Work instructions:
Which lines have the string "delta"? Copy all of them from the entries below.

Data listing:
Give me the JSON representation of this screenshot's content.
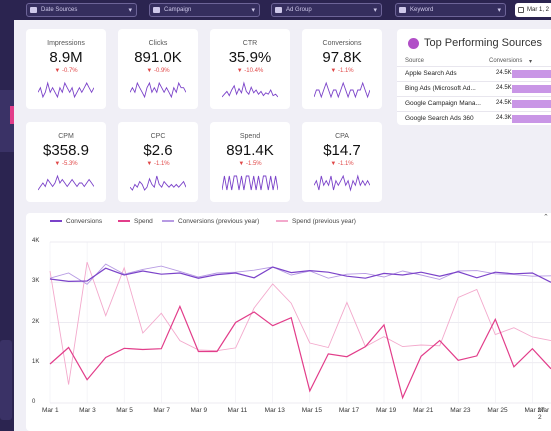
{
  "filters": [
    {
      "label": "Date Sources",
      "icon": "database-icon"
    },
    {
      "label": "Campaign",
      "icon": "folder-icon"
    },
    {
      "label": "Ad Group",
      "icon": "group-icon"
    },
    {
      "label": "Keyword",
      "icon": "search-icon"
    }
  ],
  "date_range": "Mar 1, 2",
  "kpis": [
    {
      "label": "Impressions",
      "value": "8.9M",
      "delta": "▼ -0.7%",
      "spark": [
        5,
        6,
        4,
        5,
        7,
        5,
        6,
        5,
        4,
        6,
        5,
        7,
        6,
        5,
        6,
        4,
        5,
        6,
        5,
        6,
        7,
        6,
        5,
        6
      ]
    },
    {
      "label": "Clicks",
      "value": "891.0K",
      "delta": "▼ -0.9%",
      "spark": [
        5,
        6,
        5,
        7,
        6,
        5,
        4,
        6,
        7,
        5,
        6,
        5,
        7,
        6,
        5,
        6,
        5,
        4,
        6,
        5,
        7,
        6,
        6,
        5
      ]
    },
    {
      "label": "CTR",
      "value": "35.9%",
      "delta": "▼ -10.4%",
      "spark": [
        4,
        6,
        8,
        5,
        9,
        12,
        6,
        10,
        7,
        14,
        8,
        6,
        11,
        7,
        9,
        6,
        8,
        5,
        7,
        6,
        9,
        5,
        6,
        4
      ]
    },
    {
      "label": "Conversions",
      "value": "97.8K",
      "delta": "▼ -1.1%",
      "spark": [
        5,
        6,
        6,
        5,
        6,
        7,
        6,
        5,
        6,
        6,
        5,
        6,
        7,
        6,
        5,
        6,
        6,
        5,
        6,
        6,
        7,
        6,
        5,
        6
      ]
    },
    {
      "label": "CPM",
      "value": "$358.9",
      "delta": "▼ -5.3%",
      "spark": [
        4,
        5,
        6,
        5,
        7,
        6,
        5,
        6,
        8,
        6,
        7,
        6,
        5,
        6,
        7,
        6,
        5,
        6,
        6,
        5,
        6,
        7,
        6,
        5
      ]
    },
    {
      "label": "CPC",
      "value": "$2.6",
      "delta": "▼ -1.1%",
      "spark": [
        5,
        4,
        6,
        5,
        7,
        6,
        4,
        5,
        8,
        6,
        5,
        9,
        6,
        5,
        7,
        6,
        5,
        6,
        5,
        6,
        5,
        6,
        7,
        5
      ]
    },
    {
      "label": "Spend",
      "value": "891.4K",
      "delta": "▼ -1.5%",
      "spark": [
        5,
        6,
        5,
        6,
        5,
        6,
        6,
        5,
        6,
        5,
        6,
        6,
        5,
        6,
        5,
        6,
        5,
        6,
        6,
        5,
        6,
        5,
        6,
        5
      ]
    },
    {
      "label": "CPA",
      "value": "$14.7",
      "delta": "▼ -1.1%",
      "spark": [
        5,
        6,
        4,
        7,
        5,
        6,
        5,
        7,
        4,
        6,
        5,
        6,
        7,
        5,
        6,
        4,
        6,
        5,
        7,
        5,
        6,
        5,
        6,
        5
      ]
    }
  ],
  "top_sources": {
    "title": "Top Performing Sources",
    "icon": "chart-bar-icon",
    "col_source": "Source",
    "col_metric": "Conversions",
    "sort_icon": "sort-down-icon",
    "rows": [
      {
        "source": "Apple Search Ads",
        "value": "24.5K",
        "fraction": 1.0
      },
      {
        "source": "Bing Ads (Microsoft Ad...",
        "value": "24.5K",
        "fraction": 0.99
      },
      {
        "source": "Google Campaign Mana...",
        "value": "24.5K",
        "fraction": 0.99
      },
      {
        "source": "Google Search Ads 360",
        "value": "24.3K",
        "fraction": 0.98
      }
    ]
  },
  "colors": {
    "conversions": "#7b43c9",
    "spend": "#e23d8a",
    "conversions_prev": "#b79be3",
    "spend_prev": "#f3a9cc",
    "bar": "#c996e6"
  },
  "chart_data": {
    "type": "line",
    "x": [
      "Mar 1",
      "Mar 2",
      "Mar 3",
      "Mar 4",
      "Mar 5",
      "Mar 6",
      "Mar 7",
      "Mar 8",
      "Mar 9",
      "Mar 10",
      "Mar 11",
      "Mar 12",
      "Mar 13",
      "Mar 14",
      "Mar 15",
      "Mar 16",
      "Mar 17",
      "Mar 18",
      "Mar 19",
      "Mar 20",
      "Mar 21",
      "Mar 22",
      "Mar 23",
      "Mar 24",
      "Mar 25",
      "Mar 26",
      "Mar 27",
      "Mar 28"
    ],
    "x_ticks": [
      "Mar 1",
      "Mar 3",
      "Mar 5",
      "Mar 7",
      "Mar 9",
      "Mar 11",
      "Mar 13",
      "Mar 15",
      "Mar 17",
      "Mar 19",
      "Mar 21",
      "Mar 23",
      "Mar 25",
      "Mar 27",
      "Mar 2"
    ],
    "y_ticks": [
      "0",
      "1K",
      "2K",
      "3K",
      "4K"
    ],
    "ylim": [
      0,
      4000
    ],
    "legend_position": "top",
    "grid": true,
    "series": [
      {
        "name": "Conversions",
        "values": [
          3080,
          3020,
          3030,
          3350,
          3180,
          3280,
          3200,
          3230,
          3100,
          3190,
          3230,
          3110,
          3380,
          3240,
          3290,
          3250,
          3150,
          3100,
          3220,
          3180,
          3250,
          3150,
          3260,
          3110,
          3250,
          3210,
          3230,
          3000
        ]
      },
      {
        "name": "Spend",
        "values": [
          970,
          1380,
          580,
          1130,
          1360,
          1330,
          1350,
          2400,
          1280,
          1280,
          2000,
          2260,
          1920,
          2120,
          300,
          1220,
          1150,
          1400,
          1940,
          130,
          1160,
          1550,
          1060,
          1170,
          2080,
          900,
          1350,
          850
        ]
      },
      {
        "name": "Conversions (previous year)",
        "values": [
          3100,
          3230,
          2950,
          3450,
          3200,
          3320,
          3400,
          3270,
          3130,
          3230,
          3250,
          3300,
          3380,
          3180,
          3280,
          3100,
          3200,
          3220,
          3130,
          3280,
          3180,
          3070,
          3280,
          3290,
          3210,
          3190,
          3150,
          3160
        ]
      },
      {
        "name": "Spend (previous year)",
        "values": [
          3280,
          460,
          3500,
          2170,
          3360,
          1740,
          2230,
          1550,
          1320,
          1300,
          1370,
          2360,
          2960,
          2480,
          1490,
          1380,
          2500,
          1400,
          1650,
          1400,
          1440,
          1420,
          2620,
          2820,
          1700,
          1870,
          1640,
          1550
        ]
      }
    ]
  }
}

* * *

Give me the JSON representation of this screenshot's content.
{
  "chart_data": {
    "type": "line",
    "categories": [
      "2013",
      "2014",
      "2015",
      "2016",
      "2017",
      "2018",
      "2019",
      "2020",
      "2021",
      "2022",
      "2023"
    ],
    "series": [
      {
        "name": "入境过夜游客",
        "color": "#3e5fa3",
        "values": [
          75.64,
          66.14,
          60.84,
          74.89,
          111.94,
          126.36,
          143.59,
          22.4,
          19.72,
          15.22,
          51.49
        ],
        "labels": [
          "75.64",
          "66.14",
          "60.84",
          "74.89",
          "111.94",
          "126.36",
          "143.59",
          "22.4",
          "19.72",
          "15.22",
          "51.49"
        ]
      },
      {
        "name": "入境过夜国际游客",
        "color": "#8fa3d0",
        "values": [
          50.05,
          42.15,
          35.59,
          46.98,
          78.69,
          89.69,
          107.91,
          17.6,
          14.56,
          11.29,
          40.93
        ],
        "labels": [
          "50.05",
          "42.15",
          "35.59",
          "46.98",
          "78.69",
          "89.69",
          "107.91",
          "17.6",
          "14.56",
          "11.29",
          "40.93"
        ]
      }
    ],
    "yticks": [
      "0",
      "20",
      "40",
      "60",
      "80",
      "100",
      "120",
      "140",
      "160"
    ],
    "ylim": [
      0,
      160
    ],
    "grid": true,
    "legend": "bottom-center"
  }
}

Solution to this task:
      "delta": "▼ -0.7%",
      "delta": "▼ -0.9%",
      "delta": "▼ -10.4%",
      "delta": "▼ -1.1%",
      "delta": "▼ -5.3%",
      "delta": "▼ -1.1%",
      "delta": "▼ -1.5%",
      "delta": "▼ -1.1%",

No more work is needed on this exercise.